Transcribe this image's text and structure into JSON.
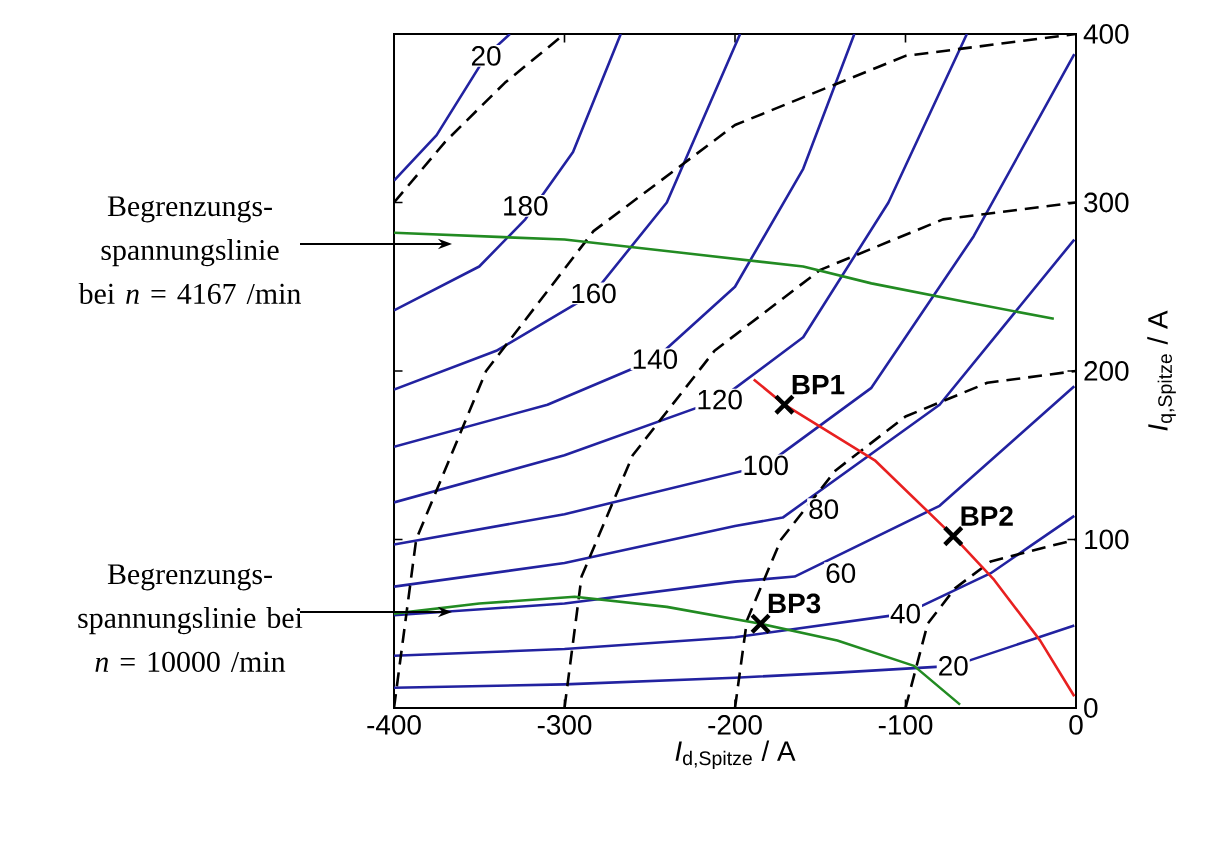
{
  "chart_data": {
    "type": "line",
    "xlabel": "*I*$_{d,Spitze}$ / A",
    "ylabel": "*I*$_{q,Spitze}$ / A",
    "xlim": [
      -400,
      0
    ],
    "ylim": [
      0,
      400
    ],
    "xticks": [
      -400,
      -300,
      -200,
      -100,
      0
    ],
    "yticks": [
      0,
      100,
      200,
      300,
      400
    ],
    "series": [
      {
        "color": "#2222a0",
        "x": [
          -400,
          -375,
          -346,
          -332
        ],
        "values": [
          313,
          340,
          387,
          400
        ]
      },
      {
        "color": "#2222a0",
        "x": [
          -400,
          -350,
          -323,
          -295,
          -267
        ],
        "values": [
          236,
          262,
          290,
          330,
          400
        ]
      },
      {
        "color": "#2222a0",
        "x": [
          -400,
          -340,
          -283,
          -240,
          -197
        ],
        "values": [
          189,
          212,
          246,
          300,
          400
        ]
      },
      {
        "color": "#2222a0",
        "x": [
          -400,
          -310,
          -247,
          -200,
          -160,
          -130
        ],
        "values": [
          155,
          180,
          207,
          250,
          320,
          400
        ]
      },
      {
        "color": "#2222a0",
        "x": [
          -400,
          -300,
          -209,
          -160,
          -110,
          -64
        ],
        "values": [
          122,
          150,
          183,
          220,
          300,
          400
        ]
      },
      {
        "color": "#2222a0",
        "x": [
          -400,
          -300,
          -182,
          -120,
          -60,
          -1
        ],
        "values": [
          97,
          115,
          144,
          190,
          280,
          388
        ]
      },
      {
        "color": "#2222a0",
        "x": [
          -400,
          -300,
          -200,
          -172,
          -80,
          -1
        ],
        "values": [
          72,
          86,
          108,
          113,
          180,
          278
        ]
      },
      {
        "color": "#2222a0",
        "x": [
          -400,
          -300,
          -200,
          -165,
          -80,
          -1
        ],
        "values": [
          55,
          62,
          75,
          78,
          120,
          191
        ]
      },
      {
        "color": "#2222a0",
        "x": [
          -400,
          -300,
          -200,
          -100,
          -50,
          -1
        ],
        "values": [
          31,
          35,
          42,
          56,
          80,
          114
        ]
      },
      {
        "color": "#2222a0",
        "x": [
          -400,
          -300,
          -200,
          -140,
          -72,
          -1
        ],
        "values": [
          12,
          14,
          18,
          21,
          25,
          49
        ]
      },
      {
        "color": "#000000",
        "line_style": "dashed",
        "x": [
          -100,
          -87,
          -71,
          -50,
          0
        ],
        "values": [
          0,
          50,
          71,
          87,
          100
        ]
      },
      {
        "color": "#000000",
        "line_style": "dashed",
        "x": [
          -200,
          -193,
          -173,
          -141,
          -100,
          -52,
          0
        ],
        "values": [
          0,
          52,
          100,
          141,
          173,
          193,
          200
        ]
      },
      {
        "color": "#000000",
        "line_style": "dashed",
        "x": [
          -300,
          -290,
          -260,
          -212,
          -150,
          -78,
          0
        ],
        "values": [
          0,
          78,
          150,
          212,
          260,
          290,
          300
        ]
      },
      {
        "color": "#000000",
        "line_style": "dashed",
        "x": [
          -400,
          -387,
          -346,
          -283,
          -200,
          -100,
          0
        ],
        "values": [
          0,
          100,
          200,
          283,
          346,
          387,
          400
        ]
      },
      {
        "color": "#000000",
        "line_style": "dashed",
        "x": [
          -400,
          -370,
          -335,
          -300
        ],
        "values": [
          300,
          336,
          371,
          400
        ]
      },
      {
        "color": "#228b22",
        "x": [
          -400,
          -300,
          -230,
          -160,
          -120,
          -60,
          -13
        ],
        "values": [
          282,
          278,
          270,
          262,
          252,
          240,
          231
        ]
      },
      {
        "color": "#228b22",
        "x": [
          -400,
          -350,
          -294,
          -240,
          -185,
          -140,
          -95,
          -68
        ],
        "values": [
          56,
          62,
          66,
          60,
          50,
          40,
          25,
          2
        ]
      },
      {
        "color": "#e82020",
        "x": [
          -189,
          -171,
          -118,
          -72,
          -48,
          -21,
          -1
        ],
        "values": [
          195,
          180,
          147,
          102,
          76,
          40,
          7
        ]
      },
      {
        "type": "scatter",
        "marker": "cross",
        "color": "#000000",
        "x": [
          -171,
          -72,
          -185
        ],
        "values": [
          180,
          102,
          50
        ]
      }
    ],
    "annotations": [
      {
        "text": "20",
        "x": -346,
        "y": 387
      },
      {
        "text": "180",
        "x": -323,
        "y": 298
      },
      {
        "text": "160",
        "x": -283,
        "y": 246
      },
      {
        "text": "140",
        "x": -247,
        "y": 207
      },
      {
        "text": "120",
        "x": -209,
        "y": 183
      },
      {
        "text": "100",
        "x": -182,
        "y": 144
      },
      {
        "text": "80",
        "x": -148,
        "y": 118
      },
      {
        "text": "60",
        "x": -138,
        "y": 80
      },
      {
        "text": "40",
        "x": -100,
        "y": 56
      },
      {
        "text": "20",
        "x": -72,
        "y": 25
      },
      {
        "text": "**BP1**",
        "x": -171,
        "y": 180
      },
      {
        "text": "**BP2**",
        "x": -72,
        "y": 102
      },
      {
        "text": "**BP3**",
        "x": -185,
        "y": 50
      },
      "Begrenzungs-spannungslinie bei *n* = 4167 /min",
      "Begrenzungs-spannungslinie bei *n* = 10000 /min"
    ]
  }
}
- - -
What this task involves
Leave out the pictures and give the rest of the records again exactly.

Final result
Transcribe this image's text and structure into JSON.
{
  "chart_data": {
    "type": "line",
    "xlabel": "*I*$_{d,Spitze}$ / A",
    "ylabel": "*I*$_{q,Spitze}$ / A",
    "xlim": [
      -400,
      0
    ],
    "ylim": [
      0,
      400
    ],
    "xticks": [
      -400,
      -300,
      -200,
      -100,
      0
    ],
    "yticks": [
      0,
      100,
      200,
      300,
      400
    ],
    "series": [
      {
        "color": "#2222a0",
        "x": [
          -400,
          -375,
          -346,
          -332
        ],
        "values": [
          313,
          340,
          387,
          400
        ]
      },
      {
        "color": "#2222a0",
        "x": [
          -400,
          -350,
          -323,
          -295,
          -267
        ],
        "values": [
          236,
          262,
          290,
          330,
          400
        ]
      },
      {
        "color": "#2222a0",
        "x": [
          -400,
          -340,
          -283,
          -240,
          -197
        ],
        "values": [
          189,
          212,
          246,
          300,
          400
        ]
      },
      {
        "color": "#2222a0",
        "x": [
          -400,
          -310,
          -247,
          -200,
          -160,
          -130
        ],
        "values": [
          155,
          180,
          207,
          250,
          320,
          400
        ]
      },
      {
        "color": "#2222a0",
        "x": [
          -400,
          -300,
          -209,
          -160,
          -110,
          -64
        ],
        "values": [
          122,
          150,
          183,
          220,
          300,
          400
        ]
      },
      {
        "color": "#2222a0",
        "x": [
          -400,
          -300,
          -182,
          -120,
          -60,
          -1
        ],
        "values": [
          97,
          115,
          144,
          190,
          280,
          388
        ]
      },
      {
        "color": "#2222a0",
        "x": [
          -400,
          -300,
          -200,
          -172,
          -80,
          -1
        ],
        "values": [
          72,
          86,
          108,
          113,
          180,
          278
        ]
      },
      {
        "color": "#2222a0",
        "x": [
          -400,
          -300,
          -200,
          -165,
          -80,
          -1
        ],
        "values": [
          55,
          62,
          75,
          78,
          120,
          191
        ]
      },
      {
        "color": "#2222a0",
        "x": [
          -400,
          -300,
          -200,
          -100,
          -50,
          -1
        ],
        "values": [
          31,
          35,
          42,
          56,
          80,
          114
        ]
      },
      {
        "color": "#2222a0",
        "x": [
          -400,
          -300,
          -200,
          -140,
          -72,
          -1
        ],
        "values": [
          12,
          14,
          18,
          21,
          25,
          49
        ]
      },
      {
        "color": "#000000",
        "line_style": "dashed",
        "x": [
          -100,
          -87,
          -71,
          -50,
          0
        ],
        "values": [
          0,
          50,
          71,
          87,
          100
        ]
      },
      {
        "color": "#000000",
        "line_style": "dashed",
        "x": [
          -200,
          -193,
          -173,
          -141,
          -100,
          -52,
          0
        ],
        "values": [
          0,
          52,
          100,
          141,
          173,
          193,
          200
        ]
      },
      {
        "color": "#000000",
        "line_style": "dashed",
        "x": [
          -300,
          -290,
          -260,
          -212,
          -150,
          -78,
          0
        ],
        "values": [
          0,
          78,
          150,
          212,
          260,
          290,
          300
        ]
      },
      {
        "color": "#000000",
        "line_style": "dashed",
        "x": [
          -400,
          -387,
          -346,
          -283,
          -200,
          -100,
          0
        ],
        "values": [
          0,
          100,
          200,
          283,
          346,
          387,
          400
        ]
      },
      {
        "color": "#000000",
        "line_style": "dashed",
        "x": [
          -400,
          -370,
          -335,
          -300
        ],
        "values": [
          300,
          336,
          371,
          400
        ]
      },
      {
        "color": "#228b22",
        "x": [
          -400,
          -300,
          -230,
          -160,
          -120,
          -60,
          -13
        ],
        "values": [
          282,
          278,
          270,
          262,
          252,
          240,
          231
        ]
      },
      {
        "color": "#228b22",
        "x": [
          -400,
          -350,
          -294,
          -240,
          -185,
          -140,
          -95,
          -68
        ],
        "values": [
          56,
          62,
          66,
          60,
          50,
          40,
          25,
          2
        ]
      },
      {
        "color": "#e82020",
        "x": [
          -189,
          -171,
          -118,
          -72,
          -48,
          -21,
          -1
        ],
        "values": [
          195,
          180,
          147,
          102,
          76,
          40,
          7
        ]
      },
      {
        "type": "scatter",
        "marker": "cross",
        "color": "#000000",
        "x": [
          -171,
          -72,
          -185
        ],
        "values": [
          180,
          102,
          50
        ]
      }
    ],
    "annotations": [
      {
        "text": "20",
        "x": -346,
        "y": 387
      },
      {
        "text": "180",
        "x": -323,
        "y": 298
      },
      {
        "text": "160",
        "x": -283,
        "y": 246
      },
      {
        "text": "140",
        "x": -247,
        "y": 207
      },
      {
        "text": "120",
        "x": -209,
        "y": 183
      },
      {
        "text": "100",
        "x": -182,
        "y": 144
      },
      {
        "text": "80",
        "x": -148,
        "y": 118
      },
      {
        "text": "60",
        "x": -138,
        "y": 80
      },
      {
        "text": "40",
        "x": -100,
        "y": 56
      },
      {
        "text": "20",
        "x": -72,
        "y": 25
      },
      {
        "text": "**BP1**",
        "x": -171,
        "y": 180
      },
      {
        "text": "**BP2**",
        "x": -72,
        "y": 102
      },
      {
        "text": "**BP3**",
        "x": -185,
        "y": 50
      },
      "Begrenzungs-spannungslinie bei *n* = 4167 /min",
      "Begrenzungs-spannungslinie bei *n* = 10000 /min"
    ]
  }
}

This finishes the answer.